» Goal of the exercise
Repeat exactly, and only, the lines from the line bearing "Transcribe the text in this document." through the end of the material. Do not copy the pictures.

» Source material
»»

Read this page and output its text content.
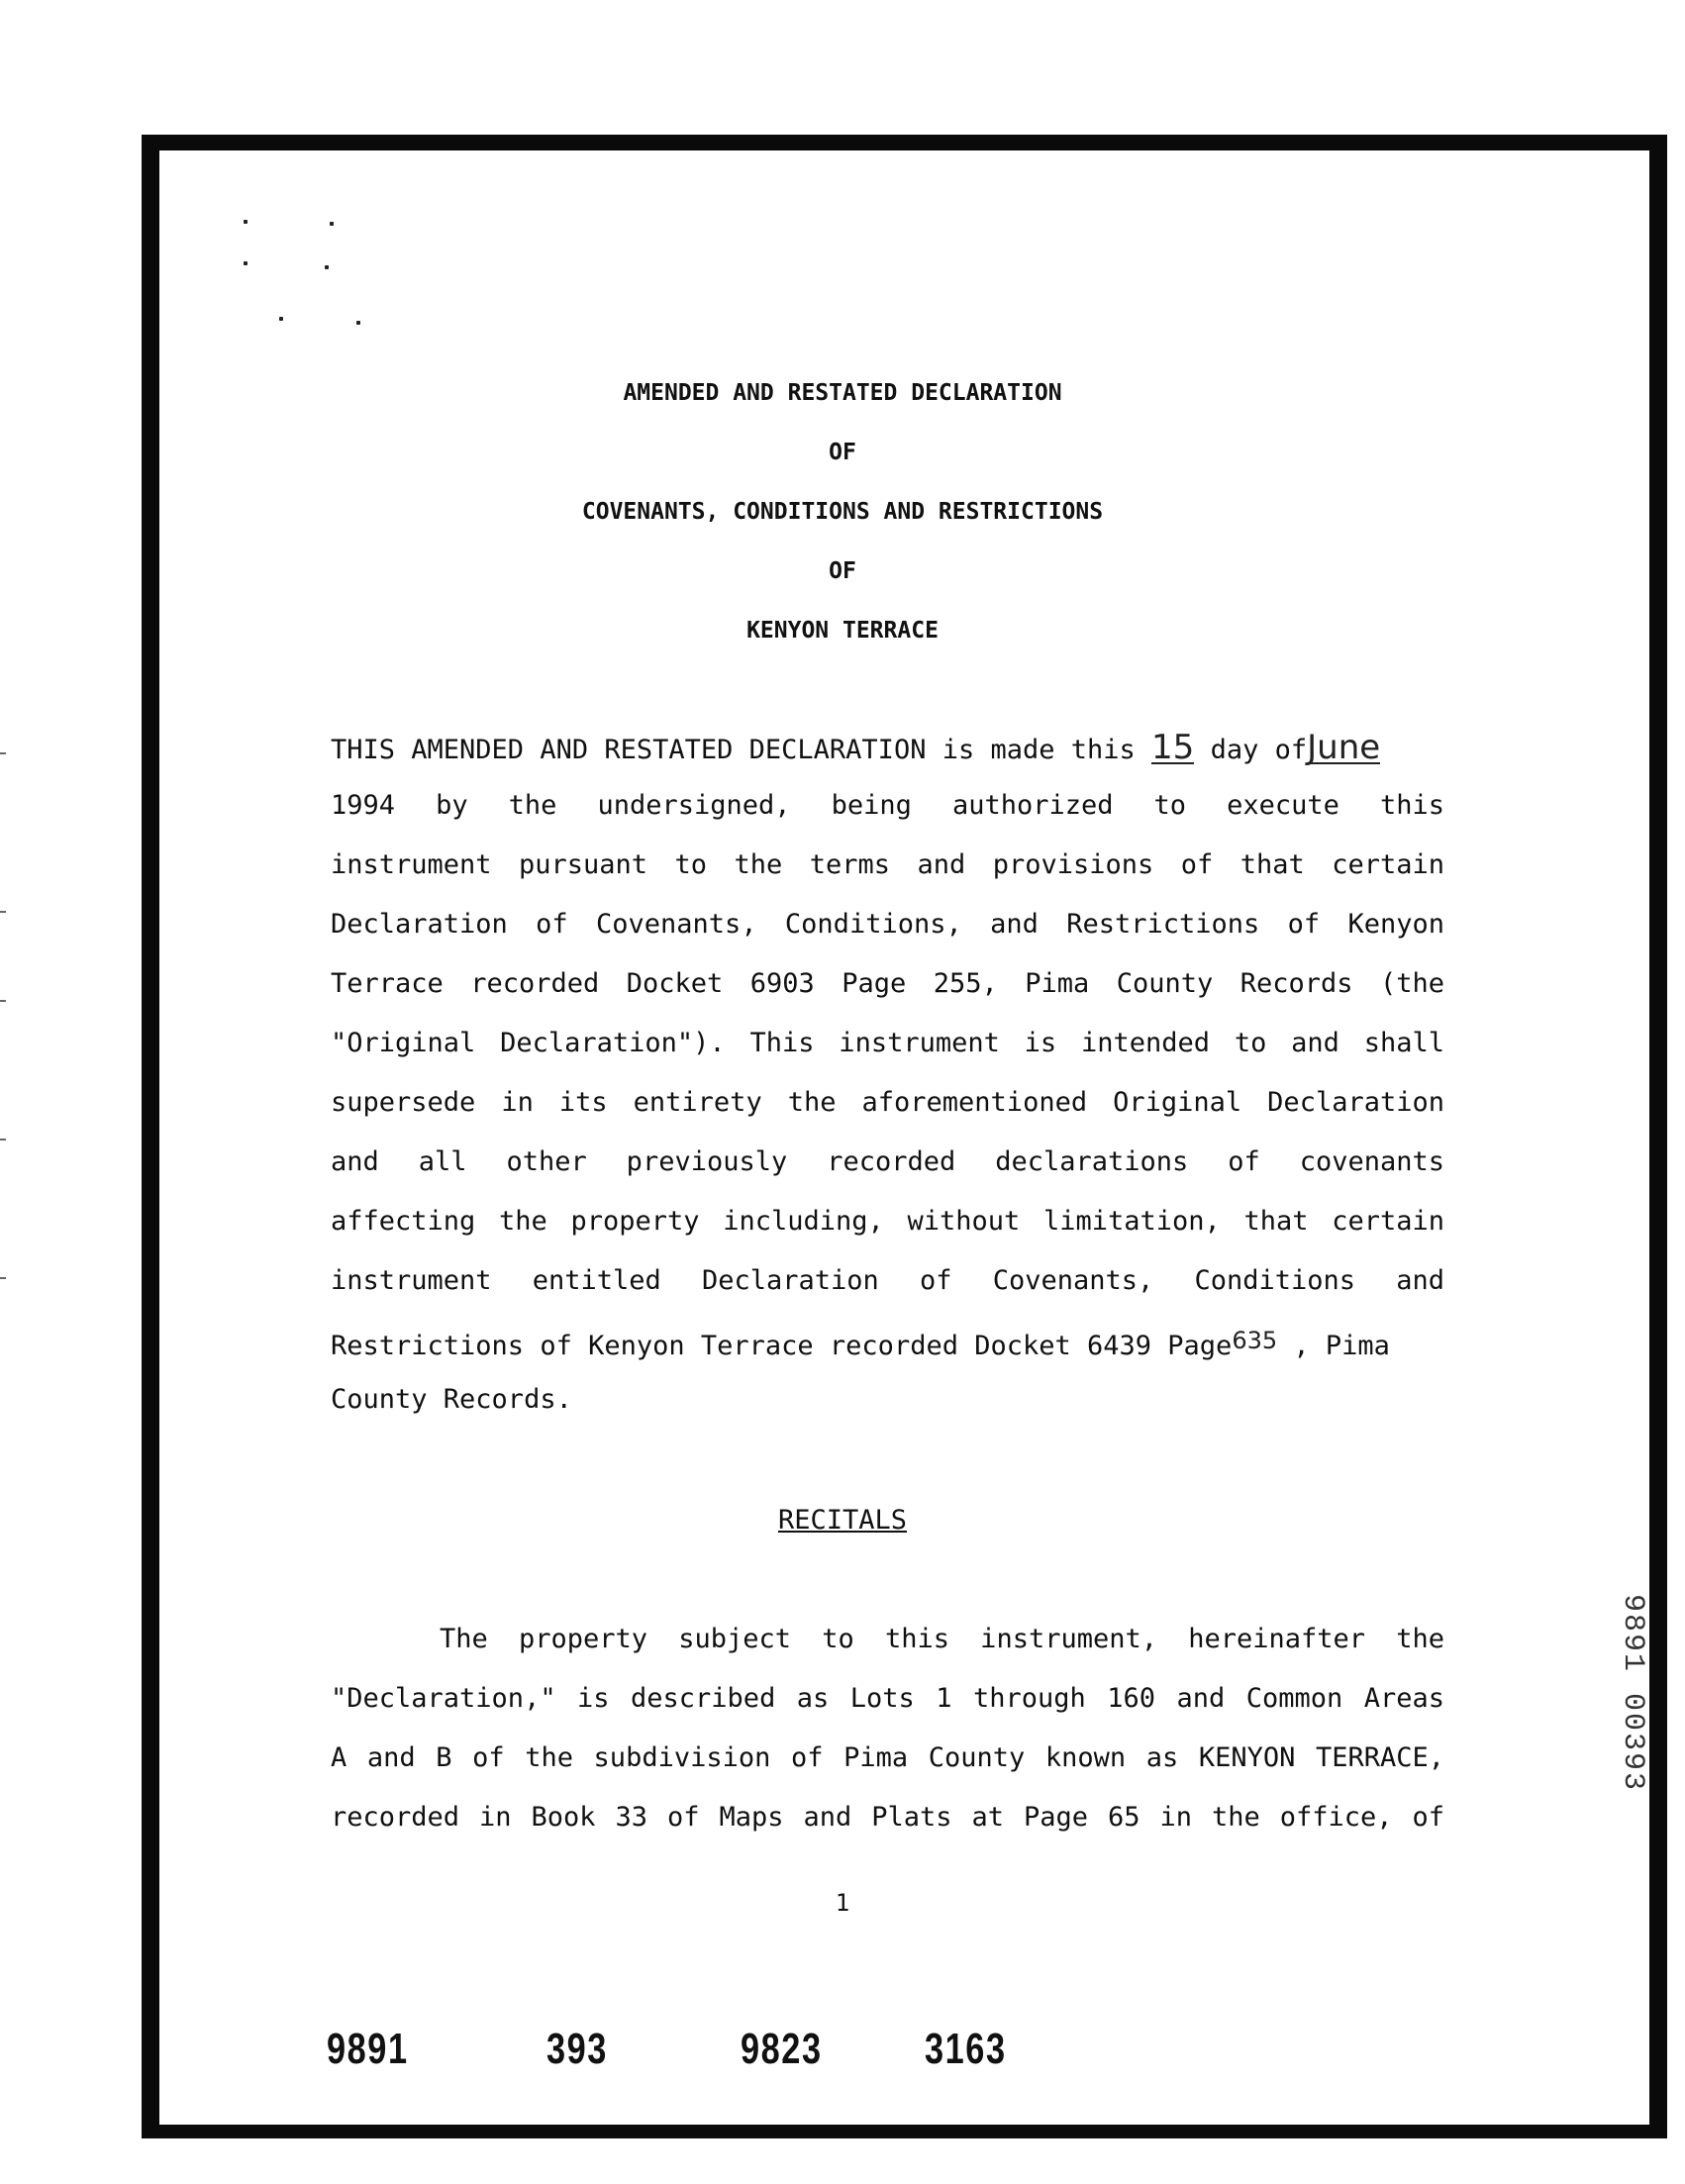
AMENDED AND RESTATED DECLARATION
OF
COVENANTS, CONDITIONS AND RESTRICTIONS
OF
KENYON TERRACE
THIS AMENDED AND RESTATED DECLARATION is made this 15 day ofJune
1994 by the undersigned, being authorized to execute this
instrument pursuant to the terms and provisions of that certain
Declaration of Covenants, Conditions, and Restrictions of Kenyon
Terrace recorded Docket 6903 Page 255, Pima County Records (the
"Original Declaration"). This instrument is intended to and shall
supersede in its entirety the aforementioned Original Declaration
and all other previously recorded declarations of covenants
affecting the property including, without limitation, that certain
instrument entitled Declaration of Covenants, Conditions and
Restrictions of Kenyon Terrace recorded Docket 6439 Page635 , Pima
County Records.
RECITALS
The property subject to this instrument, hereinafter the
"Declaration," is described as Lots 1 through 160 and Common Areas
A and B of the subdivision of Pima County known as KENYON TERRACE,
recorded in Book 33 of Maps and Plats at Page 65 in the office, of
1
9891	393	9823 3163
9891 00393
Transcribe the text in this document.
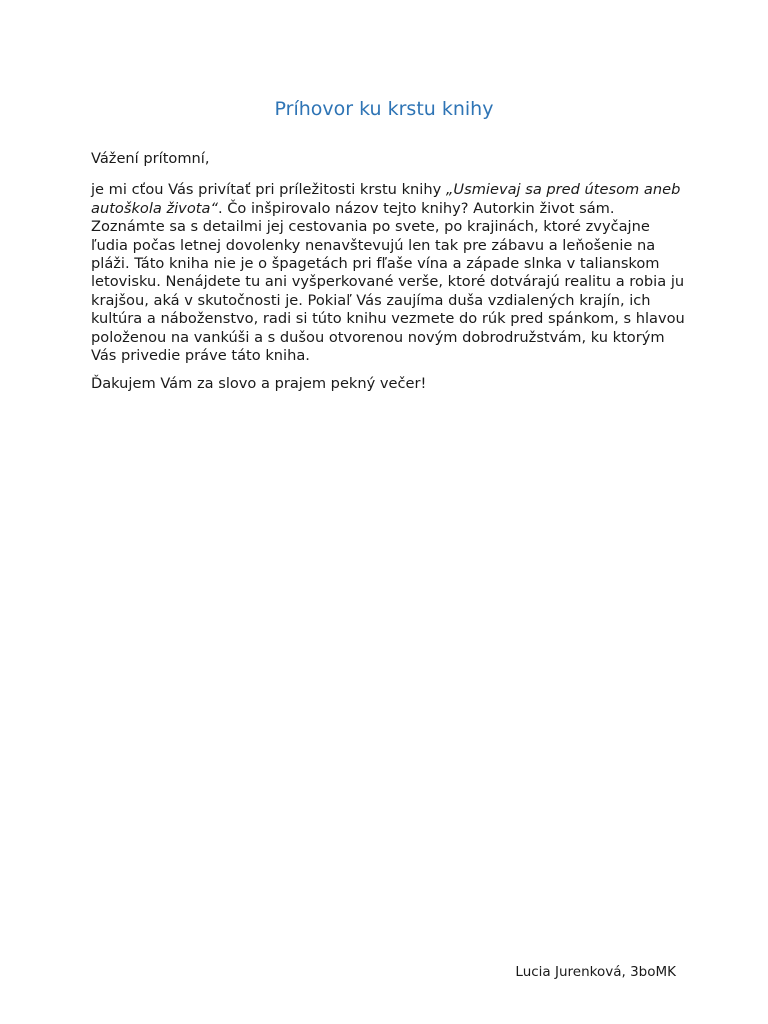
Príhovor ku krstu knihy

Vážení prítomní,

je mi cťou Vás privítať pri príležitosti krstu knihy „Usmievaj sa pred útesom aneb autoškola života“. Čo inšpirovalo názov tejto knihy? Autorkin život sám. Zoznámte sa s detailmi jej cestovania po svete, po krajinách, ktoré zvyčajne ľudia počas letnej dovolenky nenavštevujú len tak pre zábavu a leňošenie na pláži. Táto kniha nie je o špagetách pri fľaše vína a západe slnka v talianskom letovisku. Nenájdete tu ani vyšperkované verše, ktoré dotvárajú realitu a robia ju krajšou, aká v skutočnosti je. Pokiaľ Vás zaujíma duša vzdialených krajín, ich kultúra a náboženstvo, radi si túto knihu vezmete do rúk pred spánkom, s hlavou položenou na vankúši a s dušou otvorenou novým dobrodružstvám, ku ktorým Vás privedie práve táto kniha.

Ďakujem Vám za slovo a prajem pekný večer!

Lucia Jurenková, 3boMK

««

» Output for this task
Transcribe the text in this document.
Príhovor ku krstu knihy

Vážení prítomní,

je mi cťou Vás privítať pri príležitosti krstu knihy „Usmievaj sa pred útesom aneb autoškola života“. Čo inšpirovalo názov tejto knihy? Autorkin život sám. Zoznámte sa s detailmi jej cestovania po svete, po krajinách, ktoré zvyčajne ľudia počas letnej dovolenky nenavštevujú len tak pre zábavu a leňošenie na pláži. Táto kniha nie je o špagetách pri fľaše vína a západe slnka v talianskom letovisku. Nenájdete tu ani vyšperkované verše, ktoré dotvárajú realitu a robia ju krajšou, aká v skutočnosti je. Pokiaľ Vás zaujíma duša vzdialených krajín, ich kultúra a náboženstvo, radi si túto knihu vezmete do rúk pred spánkom, s hlavou položenou na vankúši a s dušou otvorenou novým dobrodružstvám, ku ktorým Vás privedie práve táto kniha.

Ďakujem Vám za slovo a prajem pekný večer!

Lucia Jurenková, 3boMK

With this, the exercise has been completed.